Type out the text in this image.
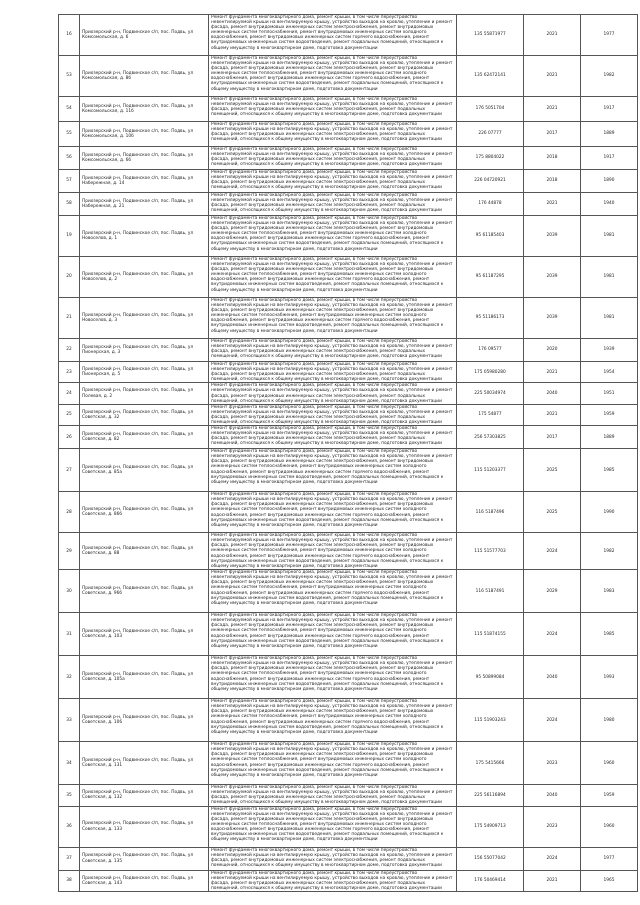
16	Приозерский р-н, Подвинское с/п, пос. Подвь, ул Комсомольская, д. 6	Ремонт фундамента многоквартирного дома, ремонт крыши, в том числе переустройство невентилируемой крыши на вентилируемую крышу, устройство выходов на кровлю, утепление и ремонт фасада, ремонт внутридомовых инженерных систем электроснабжения, ремонт внутридомовых инженерных систем теплоснабжения, ремонт внутридомовых инженерных систем холодного водоснабжения, ремонт внутридомовых инженерных систем горячего водоснабжения, ремонт внутридомовых инженерных систем водоотведения, ремонт подвальных помещений, относящихся к общему имуществу в многоквартирном доме, подготовка документации	135 55871977	2021	1977
53	Приозерский р-н, Подвинское с/п, пос. Подвь, ул Комсомольская, д. 8б	Ремонт фундамента многоквартирного дома, ремонт крыши, в том числе переустройство невентилируемой крыши на вентилируемую крышу, устройство выходов на кровлю, утепление и ремонт фасада, ремонт внутридомовых инженерных систем электроснабжения, ремонт внутридомовых инженерных систем теплоснабжения, ремонт внутридомовых инженерных систем холодного водоснабжения, ремонт внутридомовых инженерных систем горячего водоснабжения, ремонт внутридомовых инженерных систем водоотведения, ремонт подвальных помещений, относящихся к общему имуществу в многоквартирном доме, подготовка документации	135 62472141	2021	1982
54	Приозерский р-н, Подвинское с/п, пос. Подвь, ул Комсомольская, д. 11б	Ремонт фундамента многоквартирного дома, ремонт крыши, в том числе переустройство невентилируемой крыши на вентилируемую крышу, устройство выходов на кровлю, утепление и ремонт фасада, ремонт внутридомовых инженерных систем электроснабжения, ремонт подвальных помещений, относящихся к общему имуществу в многоквартирном доме, подготовка документации	176 5051704	2021	1917
55	Приозерский р-н, Подвинское с/п, пос. Подвь, ул Комсомольская, д. 10б	Ремонт фундамента многоквартирного дома, ремонт крыши, в том числе переустройство невентилируемой крыши на вентилируемую крышу, устройство выходов на кровлю, утепление и ремонт фасада, ремонт внутридомовых инженерных систем электроснабжения, ремонт подвальных помещений, относящихся к общему имуществу в многоквартирном доме, подготовка документации	226 07777	2017	1889
56	Приозерский р-н, Подвинское с/п, пос. Подвь, ул Комсомольская, д. 6б	Ремонт фундамента многоквартирного дома, ремонт крыши, в том числе переустройство невентилируемой крыши на вентилируемую крышу, устройство выходов на кровлю, утепление и ремонт фасада, ремонт внутридомовых инженерных систем электроснабжения, ремонт подвальных помещений, относящихся к общему имуществу в многоквартирном доме, подготовка документации	175 8804022	2018	1917
57	Приозерский р-н, Подвинское с/п, пос. Подвь, ул Набережная, д. 14	Ремонт фундамента многоквартирного дома, ремонт крыши, в том числе переустройство невентилируемой крыши на вентилируемую крышу, устройство выходов на кровлю, утепление и ремонт фасада, ремонт внутридомовых инженерных систем электроснабжения, ремонт подвальных помещений, относящихся к общему имуществу в многоквартирном доме, подготовка документации	226 04720921	2018	1890
58	Приозерский р-н, Подвинское с/п, пос. Подвь, ул Набережная, д. 21	Ремонт фундамента многоквартирного дома, ремонт крыши, в том числе переустройство невентилируемой крыши на вентилируемую крышу, устройство выходов на кровлю, утепление и ремонт фасада, ремонт внутридомовых инженерных систем электроснабжения, ремонт подвальных помещений, относящихся к общему имуществу в многоквартирном доме, подготовка документации	176 44878	2021	1940
19	Приозерский р-н, Подвинское с/п, пос. Подвь, ул Новоселов, д. 1	Ремонт фундамента многоквартирного дома, ремонт крыши, в том числе переустройство невентилируемой крыши на вентилируемую крышу, устройство выходов на кровлю, утепление и ремонт фасада, ремонт внутридомовых инженерных систем электроснабжения, ремонт внутридомовых инженерных систем теплоснабжения, ремонт внутридомовых инженерных систем холодного водоснабжения, ремонт внутридомовых инженерных систем горячего водоснабжения, ремонт внутридомовых инженерных систем водоотведения, ремонт подвальных помещений, относящихся к общему имуществу в многоквартирном доме, подготовка документации	95 61185403	2039	1981
20	Приозерский р-н, Подвинское с/п, пос. Подвь, ул Новоселов, д. 2	Ремонт фундамента многоквартирного дома, ремонт крыши, в том числе переустройство невентилируемой крыши на вентилируемую крышу, устройство выходов на кровлю, утепление и ремонт фасада, ремонт внутридомовых инженерных систем электроснабжения, ремонт внутридомовых инженерных систем теплоснабжения, ремонт внутридомовых инженерных систем холодного водоснабжения, ремонт внутридомовых инженерных систем горячего водоснабжения, ремонт внутридомовых инженерных систем водоотведения, ремонт подвальных помещений, относящихся к общему имуществу в многоквартирном доме, подготовка документации	95 61187295	2039	1981
21	Приозерский р-н, Подвинское с/п, пос. Подвь, ул Новоселов, д. 3	Ремонт фундамента многоквартирного дома, ремонт крыши, в том числе переустройство невентилируемой крыши на вентилируемую крышу, устройство выходов на кровлю, утепление и ремонт фасада, ремонт внутридомовых инженерных систем электроснабжения, ремонт внутридомовых инженерных систем теплоснабжения, ремонт внутридомовых инженерных систем холодного водоснабжения, ремонт внутридомовых инженерных систем горячего водоснабжения, ремонт внутридомовых инженерных систем водоотведения, ремонт подвальных помещений, относящихся к общему имуществу в многоквартирном доме, подготовка документации	95 51186173	2039	1981
22	Приозерский р-н, Подвинское с/п, пос. Подвь, ул Пионерская, д. 3	Ремонт фундамента многоквартирного дома, ремонт крыши, в том числе переустройство невентилируемой крыши на вентилируемую крышу, устройство выходов на кровлю, утепление и ремонт фасада, ремонт внутридомовых инженерных систем электроснабжения, ремонт подвальных помещений, относящихся к общему имуществу в многоквартирном доме, подготовка документации	176 09577	2020	1939
23	Приозерский р-н, Подвинское с/п, пос. Подвь, ул Пионерская, д. 5	Ремонт фундамента многоквартирного дома, ремонт крыши, в том числе переустройство невентилируемой крыши на вентилируемую крышу, устройство выходов на кровлю, утепление и ремонт фасада, ремонт внутридомовых инженерных систем электроснабжения, ремонт подвальных помещений, относящихся к общему имуществу в многоквартирном доме, подготовка документации	175 05980280	2021	1954
24	Приозерский р-н, Подвинское с/п, пос. Подвь, ул Полевая, д. 2	Ремонт фундамента многоквартирного дома, ремонт крыши, в том числе переустройство невентилируемой крыши на вентилируемую крышу, устройство выходов на кровлю, утепление и ремонт фасада, ремонт внутридомовых инженерных систем электроснабжения, ремонт подвальных помещений, относящихся к общему имуществу в многоквартирном доме, подготовка документации	225 50034974	2040	1951
25	Приозерский р-н, Подвинское с/п, пос. Подвь, ул Советская, д. 32	Ремонт фундамента многоквартирного дома, ремонт крыши, в том числе переустройство невентилируемой крыши на вентилируемую крышу, устройство выходов на кровлю, утепление и ремонт фасада, ремонт внутридомовых инженерных систем электроснабжения, ремонт подвальных помещений, относящихся к общему имуществу в многоквартирном доме, подготовка документации	175 54877	2021	1959
26	Приозерский р-н, Подвинское с/п, пос. Подвь, ул Советская, д. 82	Ремонт фундамента многоквартирного дома, ремонт крыши, в том числе переустройство невентилируемой крыши на вентилируемую крышу, устройство выходов на кровлю, утепление и ремонт фасада, ремонт внутридомовых инженерных систем электроснабжения, ремонт подвальных помещений, относящихся к общему имуществу в многоквартирном доме, подготовка документации	256 57303825	2017	1889
27	Приозерский р-н, Подвинское с/п, пос. Подвь, ул Советская, д. 85а	Ремонт фундамента многоквартирного дома, ремонт крыши, в том числе переустройство невентилируемой крыши на вентилируемую крышу, устройство выходов на кровлю, утепление и ремонт фасада, ремонт внутридомовых инженерных систем электроснабжения, ремонт внутридомовых инженерных систем теплоснабжения, ремонт внутридомовых инженерных систем холодного водоснабжения, ремонт внутридомовых инженерных систем горячего водоснабжения, ремонт внутридомовых инженерных систем водоотведения, ремонт подвальных помещений, относящихся к общему имуществу в многоквартирном доме, подготовка документации	115 51203377	2025	1985
28	Приозерский р-н, Подвинское с/п, пос. Подвь, ул Советская, д. 86б	Ремонт фундамента многоквартирного дома, ремонт крыши, в том числе переустройство невентилируемой крыши на вентилируемую крышу, устройство выходов на кровлю, утепление и ремонт фасада, ремонт внутридомовых инженерных систем электроснабжения, ремонт внутридомовых инженерных систем теплоснабжения, ремонт внутридомовых инженерных систем холодного водоснабжения, ремонт внутридомовых инженерных систем горячего водоснабжения, ремонт внутридомовых инженерных систем водоотведения, ремонт подвальных помещений, относящихся к общему имуществу в многоквартирном доме, подготовка документации	116 5187496	2025	1990
29	Приозерский р-н, Подвинское с/п, пос. Подвь, ул Советская, д. 88	Ремонт фундамента многоквартирного дома, ремонт крыши, в том числе переустройство невентилируемой крыши на вентилируемую крышу, устройство выходов на кровлю, утепление и ремонт фасада, ремонт внутридомовых инженерных систем электроснабжения, ремонт внутридомовых инженерных систем теплоснабжения, ремонт внутридомовых инженерных систем холодного водоснабжения, ремонт внутридомовых инженерных систем горячего водоснабжения, ремонт внутридомовых инженерных систем водоотведения, ремонт подвальных помещений, относящихся к общему имуществу в многоквартирном доме, подготовка документации	115 51577703	2024	1982
30	Приозерский р-н, Подвинское с/п, пос. Подвь, ул Советская, д. 96б	Ремонт фундамента многоквартирного дома, ремонт крыши, в том числе переустройство невентилируемой крыши на вентилируемую крышу, устройство выходов на кровлю, утепление и ремонт фасада, ремонт внутридомовых инженерных систем электроснабжения, ремонт внутридомовых инженерных систем теплоснабжения, ремонт внутридомовых инженерных систем холодного водоснабжения, ремонт внутридомовых инженерных систем горячего водоснабжения, ремонт внутридомовых инженерных систем водоотведения, ремонт подвальных помещений, относящихся к общему имуществу в многоквартирном доме, подготовка документации	116 5187491	2029	1983
31	Приозерский р-н, Подвинское с/п, пос. Подвь, ул Советская, д. 103	Ремонт фундамента многоквартирного дома, ремонт крыши, в том числе переустройство невентилируемой крыши на вентилируемую крышу, устройство выходов на кровлю, утепление и ремонт фасада, ремонт внутридомовых инженерных систем электроснабжения, ремонт внутридомовых инженерных систем теплоснабжения, ремонт внутридомовых инженерных систем холодного водоснабжения, ремонт внутридомовых инженерных систем горячего водоснабжения, ремонт внутридомовых инженерных систем водоотведения, ремонт подвальных помещений, относящихся к общему имуществу в многоквартирном доме, подготовка документации	115 51874155	2024	1985
32	Приозерский р-н, Подвинское с/п, пос. Подвь, ул Советская, д. 105а	Ремонт фундамента многоквартирного дома, ремонт крыши, в том числе переустройство невентилируемой крыши на вентилируемую крышу, устройство выходов на кровлю, утепление и ремонт фасада, ремонт внутридомовых инженерных систем электроснабжения, ремонт внутридомовых инженерных систем теплоснабжения, ремонт внутридомовых инженерных систем холодного водоснабжения, ремонт внутридомовых инженерных систем горячего водоснабжения, ремонт внутридомовых инженерных систем водоотведения, ремонт подвальных помещений, относящихся к общему имуществу в многоквартирном доме, подготовка документации	95 50899084	2040	1993
33	Приозерский р-н, Подвинское с/п, пос. Подвь, ул Советская, д. 106	Ремонт фундамента многоквартирного дома, ремонт крыши, в том числе переустройство невентилируемой крыши на вентилируемую крышу, устройство выходов на кровлю, утепление и ремонт фасада, ремонт внутридомовых инженерных систем электроснабжения, ремонт внутридомовых инженерных систем теплоснабжения, ремонт внутридомовых инженерных систем холодного водоснабжения, ремонт внутридомовых инженерных систем горячего водоснабжения, ремонт внутридомовых инженерных систем водоотведения, ремонт подвальных помещений, относящихся к общему имуществу в многоквартирном доме, подготовка документации	115 51903243	2024	1980
34	Приозерский р-н, Подвинское с/п, пос. Подвь, ул Советская, д. 131	Ремонт фундамента многоквартирного дома, ремонт крыши, в том числе переустройство невентилируемой крыши на вентилируемую крышу, устройство выходов на кровлю, утепление и ремонт фасада, ремонт внутридомовых инженерных систем электроснабжения, ремонт внутридомовых инженерных систем теплоснабжения, ремонт внутридомовых инженерных систем холодного водоснабжения, ремонт внутридомовых инженерных систем горячего водоснабжения, ремонт внутридомовых инженерных систем водоотведения, ремонт подвальных помещений, относящихся к общему имуществу в многоквартирном доме, подготовка документации	175 5415666	2023	1960
35	Приозерский р-н, Подвинское с/п, пос. Подвь, ул Советская, д. 132	Ремонт фундамента многоквартирного дома, ремонт крыши, в том числе переустройство невентилируемой крыши на вентилируемую крышу, устройство выходов на кровлю, утепление и ремонт фасада, ремонт внутридомовых инженерных систем электроснабжения, ремонт подвальных помещений, относящихся к общему имуществу в многоквартирном доме, подготовка документации	225 56116894	2040	1959
36	Приозерский р-н, Подвинское с/п, пос. Подвь, ул Советская, д. 133	Ремонт фундамента многоквартирного дома, ремонт крыши, в том числе переустройство невентилируемой крыши на вентилируемую крышу, устройство выходов на кровлю, утепление и ремонт фасада, ремонт внутридомовых инженерных систем электроснабжения, ремонт внутридомовых инженерных систем теплоснабжения, ремонт внутридомовых инженерных систем холодного водоснабжения, ремонт внутридомовых инженерных систем горячего водоснабжения, ремонт внутридомовых инженерных систем водоотведения, ремонт подвальных помещений, относящихся к общему имуществу в многоквартирном доме, подготовка документации	175 54909713	2023	1960
37	Приозерский р-н, Подвинское с/п, пос. Подвь, ул Советская, д. 135	Ремонт фундамента многоквартирного дома, ремонт крыши, в том числе переустройство невентилируемой крыши на вентилируемую крышу, устройство выходов на кровлю, утепление и ремонт фасада, ремонт внутридомовых инженерных систем электроснабжения, ремонт подвальных помещений, относящихся к общему имуществу в многоквартирном доме, подготовка документации	156 55077042	2024	1977
38	Приозерский р-н, Подвинское с/п, пос. Подвь, ул Советская, д. 143	Ремонт фундамента многоквартирного дома, ремонт крыши, в том числе переустройство невентилируемой крыши на вентилируемую крышу, устройство выходов на кровлю, утепление и ремонт фасада, ремонт внутридомовых инженерных систем электроснабжения, ремонт подвальных помещений, относящихся к общему имуществу в многоквартирном доме, подготовка документации	176 50469414	2021	1965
----------------
◆ Your goal ◆
Return the lines of the records that include the string "Набережная".

◆ Exercise response ◆
57	Приозерский р-н, Подвинское с/п, пос. Подвь, ул Набережная, д. 14	Ремонт фундамента многоквартирного дома, ремонт крыши, в том числе переустройство невентилируемой крыши на вентилируемую крышу, устройство выходов на кровлю, утепление и ремонт фасада, ремонт внутридомовых инженерных систем электроснабжения, ремонт подвальных помещений, относящихся к общему имуществу в многоквартирном доме, подготовка документации	226 04720921	2018	1890
58	Приозерский р-н, Подвинское с/п, пос. Подвь, ул Набережная, д. 21	Ремонт фундамента многоквартирного дома, ремонт крыши, в том числе переустройство невентилируемой крыши на вентилируемую крышу, устройство выходов на кровлю, утепление и ремонт фасада, ремонт внутридомовых инженерных систем электроснабжения, ремонт подвальных помещений, относящихся к общему имуществу в многоквартирном доме, подготовка документации	176 44878	2021	1940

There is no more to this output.